[Items listed in a dataset]
----------

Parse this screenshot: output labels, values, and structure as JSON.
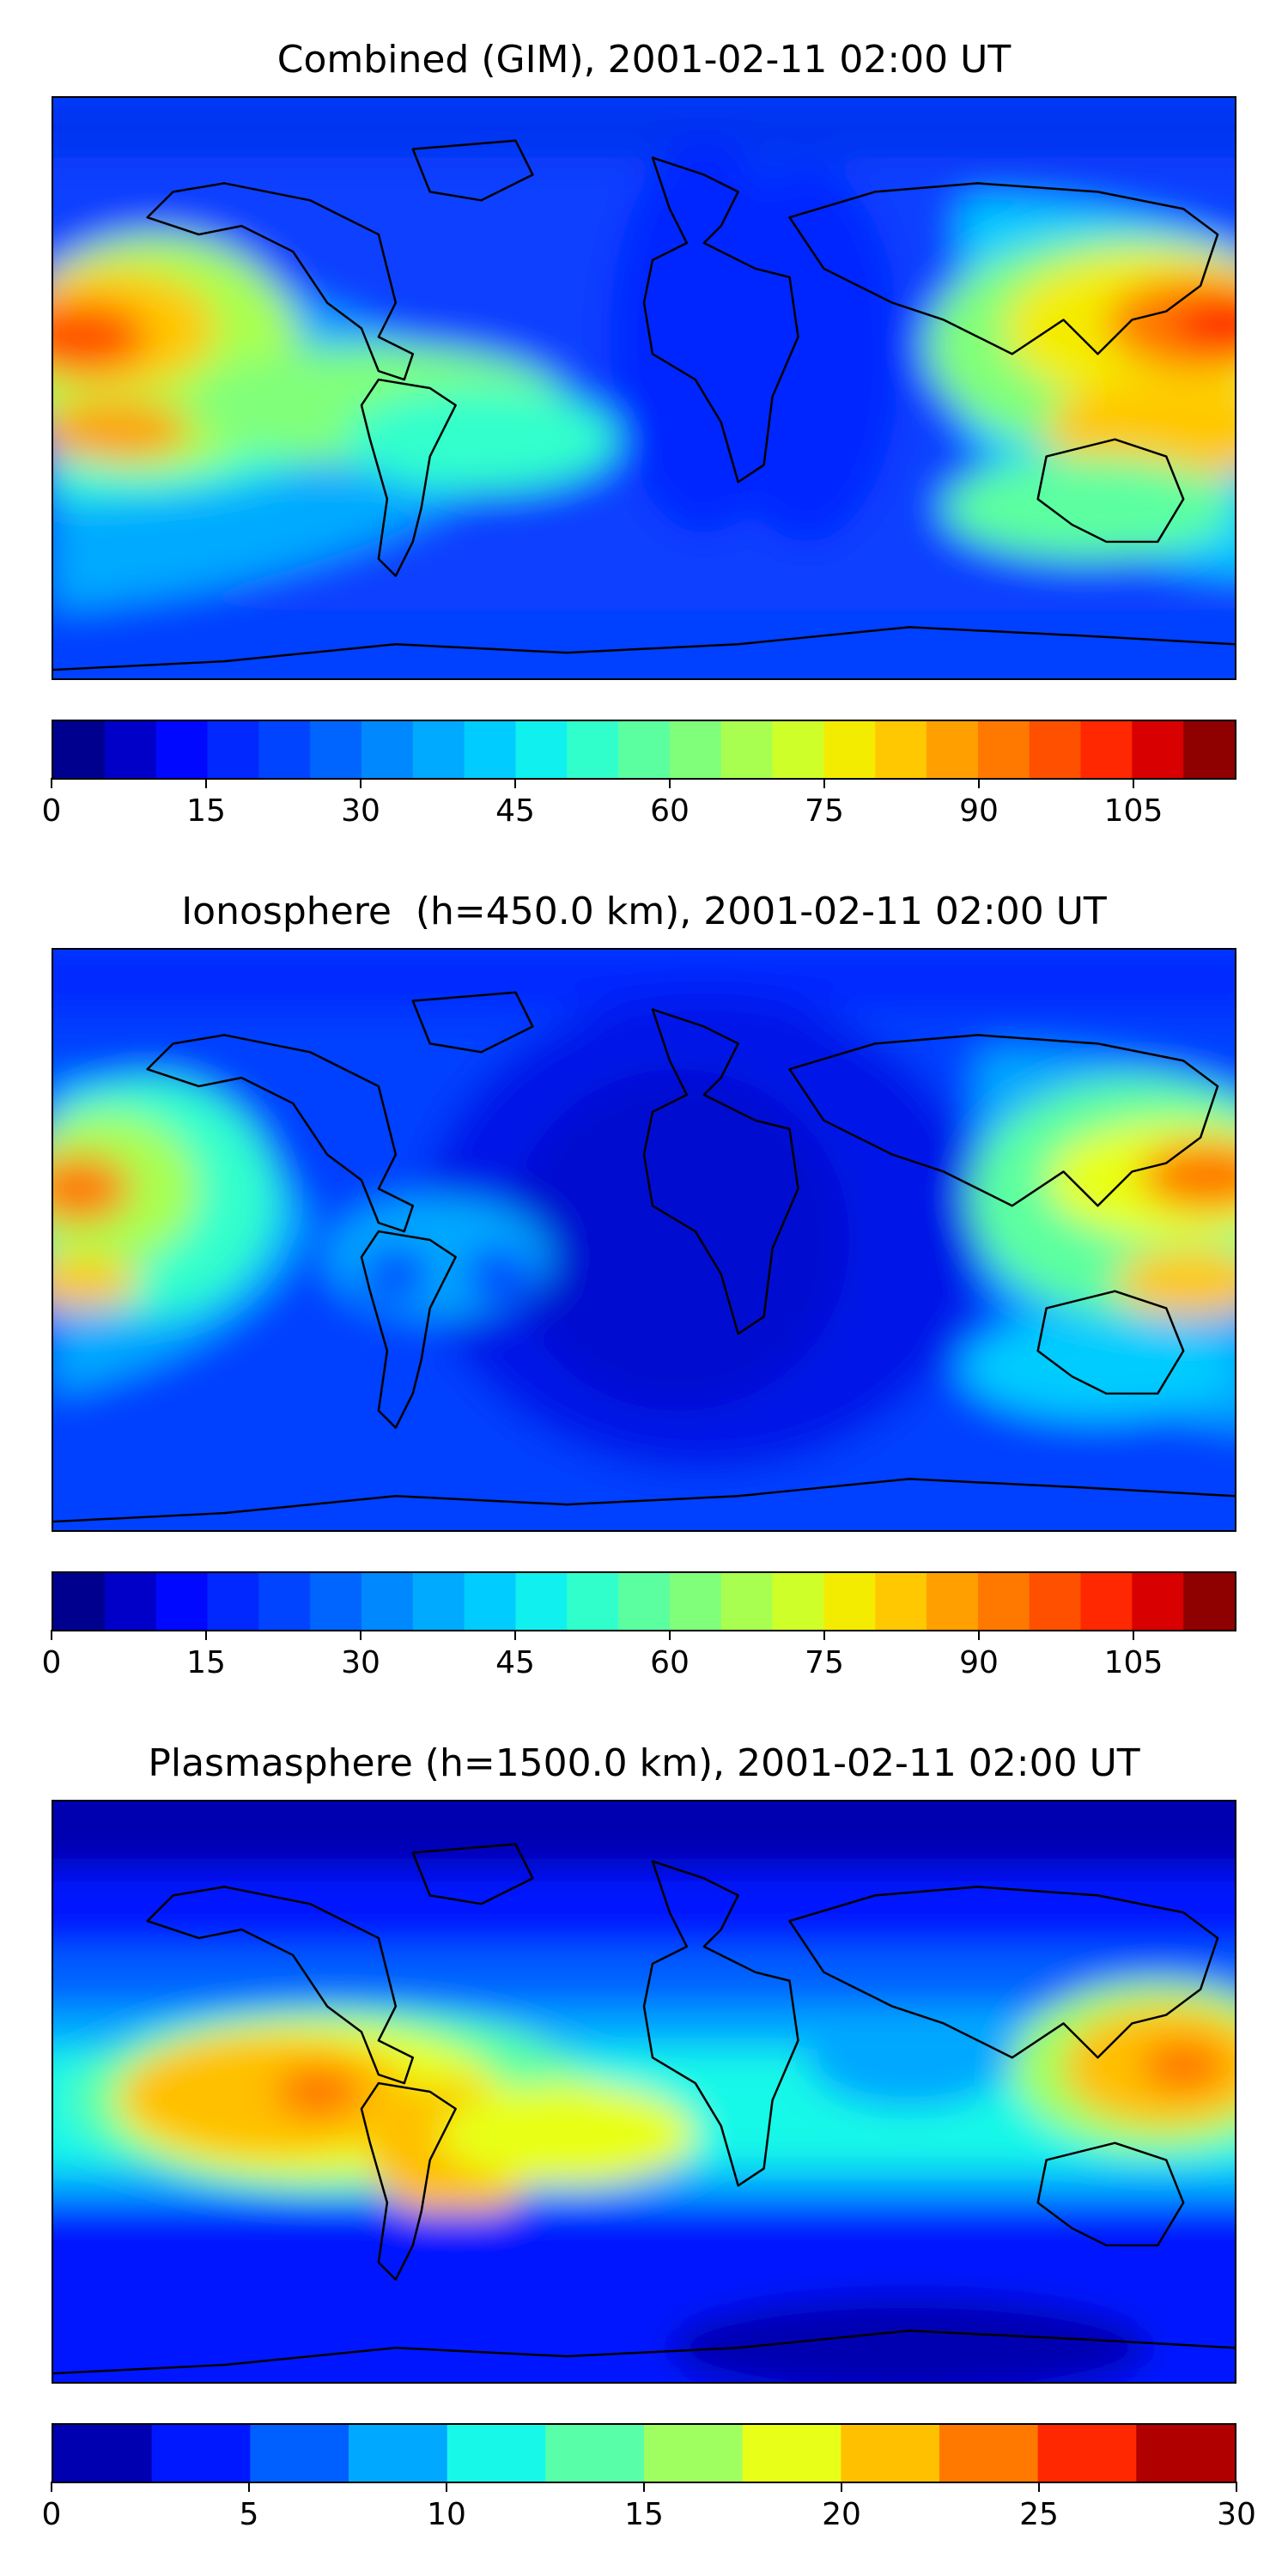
{
  "panels": [
    {
      "title": "Combined (GIM), 2001-02-11 02:00 UT",
      "colorbar": {
        "min": 0,
        "max": 115,
        "ticks": [
          "0",
          "15",
          "30",
          "45",
          "60",
          "75",
          "90",
          "105"
        ],
        "tick_values": [
          0,
          15,
          30,
          45,
          60,
          75,
          90,
          105
        ],
        "levels": 23,
        "colors": [
          "#00008f",
          "#0000c8",
          "#0008ff",
          "#0028ff",
          "#0044ff",
          "#0064ff",
          "#0088ff",
          "#00aaff",
          "#00ccff",
          "#10f0ee",
          "#30ffcc",
          "#5cffa0",
          "#80ff7a",
          "#a8ff50",
          "#cfff28",
          "#f4ec00",
          "#ffc800",
          "#ffa000",
          "#ff7800",
          "#ff5000",
          "#ff2800",
          "#d80000",
          "#8f0000"
        ]
      }
    },
    {
      "title": "Ionosphere  (h=450.0 km), 2001-02-11 02:00 UT",
      "colorbar": {
        "min": 0,
        "max": 115,
        "ticks": [
          "0",
          "15",
          "30",
          "45",
          "60",
          "75",
          "90",
          "105"
        ],
        "tick_values": [
          0,
          15,
          30,
          45,
          60,
          75,
          90,
          105
        ],
        "levels": 23,
        "colors": [
          "#00008f",
          "#0000c8",
          "#0008ff",
          "#0028ff",
          "#0044ff",
          "#0064ff",
          "#0088ff",
          "#00aaff",
          "#00ccff",
          "#10f0ee",
          "#30ffcc",
          "#5cffa0",
          "#80ff7a",
          "#a8ff50",
          "#cfff28",
          "#f4ec00",
          "#ffc800",
          "#ffa000",
          "#ff7800",
          "#ff5000",
          "#ff2800",
          "#d80000",
          "#8f0000"
        ]
      }
    },
    {
      "title": "Plasmasphere (h=1500.0 km), 2001-02-11 02:00 UT",
      "colorbar": {
        "min": 0,
        "max": 30,
        "ticks": [
          "0",
          "5",
          "10",
          "15",
          "20",
          "25",
          "30"
        ],
        "tick_values": [
          0,
          5,
          10,
          15,
          20,
          25,
          30
        ],
        "levels": 12,
        "colors": [
          "#0000b0",
          "#0018ff",
          "#0060ff",
          "#00a8ff",
          "#18f8e8",
          "#58ffa8",
          "#a0ff60",
          "#e8ff18",
          "#ffc000",
          "#ff7800",
          "#ff2800",
          "#b00000"
        ]
      }
    }
  ]
}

----------

→ REQUIREMENTS
Omit each picture, then return all of the listing exactly as it stands.

→ SOLUTION TO THIS PROBLEM
Parse this screenshot: output labels, values, and structure as JSON.
{
  "panels": [
    {
      "title": "Combined (GIM), 2001-02-11 02:00 UT",
      "colorbar": {
        "min": 0,
        "max": 115,
        "ticks": [
          "0",
          "15",
          "30",
          "45",
          "60",
          "75",
          "90",
          "105"
        ],
        "tick_values": [
          0,
          15,
          30,
          45,
          60,
          75,
          90,
          105
        ],
        "levels": 23,
        "colors": [
          "#00008f",
          "#0000c8",
          "#0008ff",
          "#0028ff",
          "#0044ff",
          "#0064ff",
          "#0088ff",
          "#00aaff",
          "#00ccff",
          "#10f0ee",
          "#30ffcc",
          "#5cffa0",
          "#80ff7a",
          "#a8ff50",
          "#cfff28",
          "#f4ec00",
          "#ffc800",
          "#ffa000",
          "#ff7800",
          "#ff5000",
          "#ff2800",
          "#d80000",
          "#8f0000"
        ]
      }
    },
    {
      "title": "Ionosphere  (h=450.0 km), 2001-02-11 02:00 UT",
      "colorbar": {
        "min": 0,
        "max": 115,
        "ticks": [
          "0",
          "15",
          "30",
          "45",
          "60",
          "75",
          "90",
          "105"
        ],
        "tick_values": [
          0,
          15,
          30,
          45,
          60,
          75,
          90,
          105
        ],
        "levels": 23,
        "colors": [
          "#00008f",
          "#0000c8",
          "#0008ff",
          "#0028ff",
          "#0044ff",
          "#0064ff",
          "#0088ff",
          "#00aaff",
          "#00ccff",
          "#10f0ee",
          "#30ffcc",
          "#5cffa0",
          "#80ff7a",
          "#a8ff50",
          "#cfff28",
          "#f4ec00",
          "#ffc800",
          "#ffa000",
          "#ff7800",
          "#ff5000",
          "#ff2800",
          "#d80000",
          "#8f0000"
        ]
      }
    },
    {
      "title": "Plasmasphere (h=1500.0 km), 2001-02-11 02:00 UT",
      "colorbar": {
        "min": 0,
        "max": 30,
        "ticks": [
          "0",
          "5",
          "10",
          "15",
          "20",
          "25",
          "30"
        ],
        "tick_values": [
          0,
          5,
          10,
          15,
          20,
          25,
          30
        ],
        "levels": 12,
        "colors": [
          "#0000b0",
          "#0018ff",
          "#0060ff",
          "#00a8ff",
          "#18f8e8",
          "#58ffa8",
          "#a0ff60",
          "#e8ff18",
          "#ffc000",
          "#ff7800",
          "#ff2800",
          "#b00000"
        ]
      }
    }
  ]
}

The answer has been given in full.